STATED TASK: Give every entry again, unchanged, and leave its images out.

DATA FOR THIS EXERCISE:
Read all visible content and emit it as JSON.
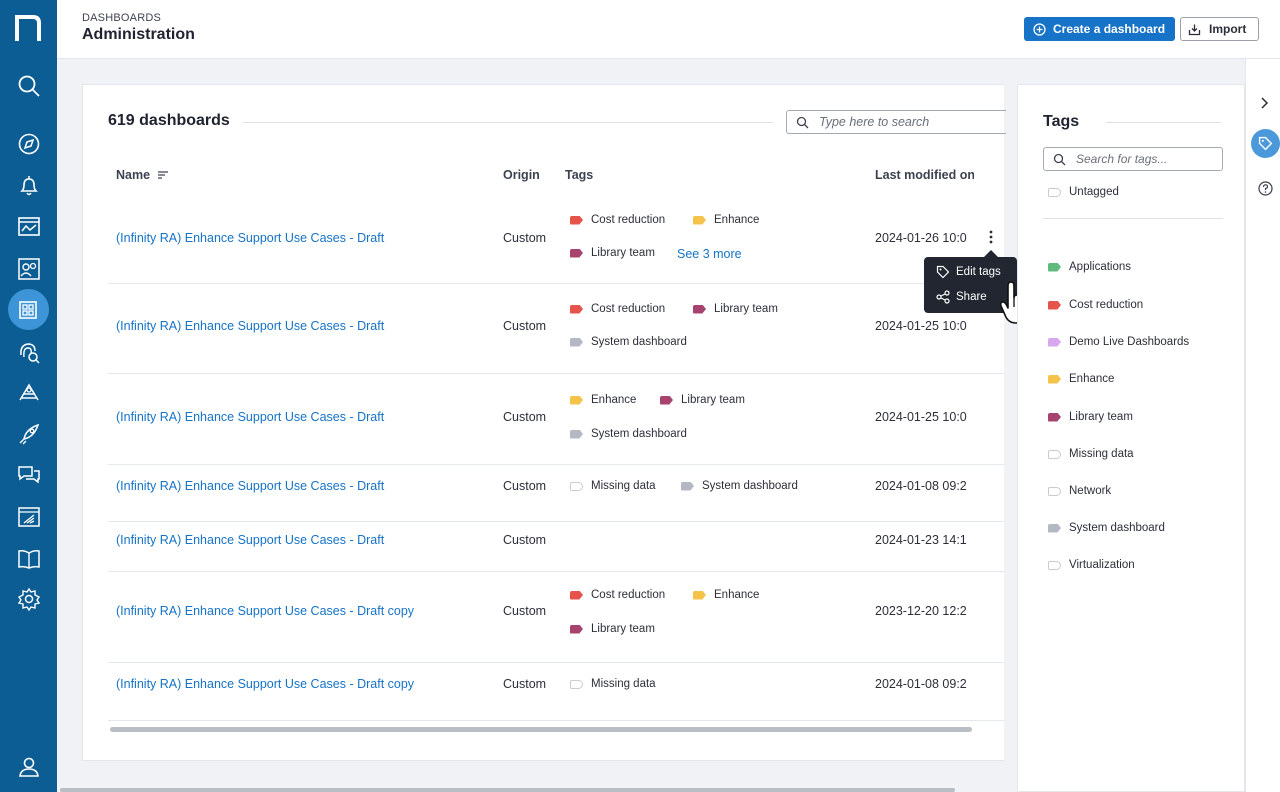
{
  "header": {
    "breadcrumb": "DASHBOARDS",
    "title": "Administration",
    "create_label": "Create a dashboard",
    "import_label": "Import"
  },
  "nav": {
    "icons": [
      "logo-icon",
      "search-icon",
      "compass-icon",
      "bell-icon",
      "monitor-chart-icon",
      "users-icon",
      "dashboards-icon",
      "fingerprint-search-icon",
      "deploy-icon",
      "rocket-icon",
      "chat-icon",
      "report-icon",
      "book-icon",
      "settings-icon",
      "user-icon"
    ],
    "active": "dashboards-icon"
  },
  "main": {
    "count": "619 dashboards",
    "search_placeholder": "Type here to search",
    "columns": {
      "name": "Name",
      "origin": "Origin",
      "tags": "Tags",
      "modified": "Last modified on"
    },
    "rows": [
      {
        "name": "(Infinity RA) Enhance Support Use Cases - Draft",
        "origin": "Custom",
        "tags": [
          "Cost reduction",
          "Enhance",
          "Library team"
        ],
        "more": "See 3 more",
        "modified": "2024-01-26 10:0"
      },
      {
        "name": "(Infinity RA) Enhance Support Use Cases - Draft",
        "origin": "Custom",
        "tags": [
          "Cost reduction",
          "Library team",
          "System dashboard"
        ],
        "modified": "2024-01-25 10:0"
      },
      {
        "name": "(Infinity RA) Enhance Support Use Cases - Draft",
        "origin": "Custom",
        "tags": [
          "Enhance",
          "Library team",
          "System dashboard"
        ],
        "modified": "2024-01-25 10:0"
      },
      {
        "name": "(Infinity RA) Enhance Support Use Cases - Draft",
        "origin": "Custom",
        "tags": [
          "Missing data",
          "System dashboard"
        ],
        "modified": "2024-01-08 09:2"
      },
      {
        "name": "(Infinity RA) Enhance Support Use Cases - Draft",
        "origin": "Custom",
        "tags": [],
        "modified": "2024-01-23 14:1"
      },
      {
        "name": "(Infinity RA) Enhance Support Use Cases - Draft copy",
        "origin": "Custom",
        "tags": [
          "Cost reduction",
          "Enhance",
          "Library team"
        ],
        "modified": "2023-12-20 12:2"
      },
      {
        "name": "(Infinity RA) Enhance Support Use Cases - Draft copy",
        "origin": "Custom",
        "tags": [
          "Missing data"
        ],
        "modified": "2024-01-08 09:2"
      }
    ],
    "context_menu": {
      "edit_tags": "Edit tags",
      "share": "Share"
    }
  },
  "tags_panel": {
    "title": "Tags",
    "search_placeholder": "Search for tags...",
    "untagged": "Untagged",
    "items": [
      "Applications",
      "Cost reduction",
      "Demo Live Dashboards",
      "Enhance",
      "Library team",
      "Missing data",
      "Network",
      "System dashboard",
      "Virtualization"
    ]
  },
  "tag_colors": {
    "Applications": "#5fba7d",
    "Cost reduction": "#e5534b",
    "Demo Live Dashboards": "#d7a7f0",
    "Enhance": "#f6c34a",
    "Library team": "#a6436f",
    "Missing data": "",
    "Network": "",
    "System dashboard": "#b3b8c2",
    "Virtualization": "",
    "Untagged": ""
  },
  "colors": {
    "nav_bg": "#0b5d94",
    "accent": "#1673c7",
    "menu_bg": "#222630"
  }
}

FULL SOLUTION:
Read all visible content and emit it as JSON.
{
  "header": {
    "breadcrumb": "DASHBOARDS",
    "title": "Administration",
    "create_label": "Create a dashboard",
    "import_label": "Import"
  },
  "nav": {
    "icons": [
      "logo-icon",
      "search-icon",
      "compass-icon",
      "bell-icon",
      "monitor-chart-icon",
      "users-icon",
      "dashboards-icon",
      "fingerprint-search-icon",
      "deploy-icon",
      "rocket-icon",
      "chat-icon",
      "report-icon",
      "book-icon",
      "settings-icon",
      "user-icon"
    ],
    "active": "dashboards-icon"
  },
  "main": {
    "count": "619 dashboards",
    "search_placeholder": "Type here to search",
    "columns": {
      "name": "Name",
      "origin": "Origin",
      "tags": "Tags",
      "modified": "Last modified on"
    },
    "rows": [
      {
        "name": "(Infinity RA) Enhance Support Use Cases - Draft",
        "origin": "Custom",
        "tags": [
          "Cost reduction",
          "Enhance",
          "Library team"
        ],
        "more": "See 3 more",
        "modified": "2024-01-26 10:0"
      },
      {
        "name": "(Infinity RA) Enhance Support Use Cases - Draft",
        "origin": "Custom",
        "tags": [
          "Cost reduction",
          "Library team",
          "System dashboard"
        ],
        "modified": "2024-01-25 10:0"
      },
      {
        "name": "(Infinity RA) Enhance Support Use Cases - Draft",
        "origin": "Custom",
        "tags": [
          "Enhance",
          "Library team",
          "System dashboard"
        ],
        "modified": "2024-01-25 10:0"
      },
      {
        "name": "(Infinity RA) Enhance Support Use Cases - Draft",
        "origin": "Custom",
        "tags": [
          "Missing data",
          "System dashboard"
        ],
        "modified": "2024-01-08 09:2"
      },
      {
        "name": "(Infinity RA) Enhance Support Use Cases - Draft",
        "origin": "Custom",
        "tags": [],
        "modified": "2024-01-23 14:1"
      },
      {
        "name": "(Infinity RA) Enhance Support Use Cases - Draft copy",
        "origin": "Custom",
        "tags": [
          "Cost reduction",
          "Enhance",
          "Library team"
        ],
        "modified": "2023-12-20 12:2"
      },
      {
        "name": "(Infinity RA) Enhance Support Use Cases - Draft copy",
        "origin": "Custom",
        "tags": [
          "Missing data"
        ],
        "modified": "2024-01-08 09:2"
      }
    ],
    "context_menu": {
      "edit_tags": "Edit tags",
      "share": "Share"
    }
  },
  "tags_panel": {
    "title": "Tags",
    "search_placeholder": "Search for tags...",
    "untagged": "Untagged",
    "items": [
      "Applications",
      "Cost reduction",
      "Demo Live Dashboards",
      "Enhance",
      "Library team",
      "Missing data",
      "Network",
      "System dashboard",
      "Virtualization"
    ]
  },
  "tag_colors": {
    "Applications": "#5fba7d",
    "Cost reduction": "#e5534b",
    "Demo Live Dashboards": "#d7a7f0",
    "Enhance": "#f6c34a",
    "Library team": "#a6436f",
    "Missing data": "",
    "Network": "",
    "System dashboard": "#b3b8c2",
    "Virtualization": "",
    "Untagged": ""
  },
  "colors": {
    "nav_bg": "#0b5d94",
    "accent": "#1673c7",
    "menu_bg": "#222630"
  }
}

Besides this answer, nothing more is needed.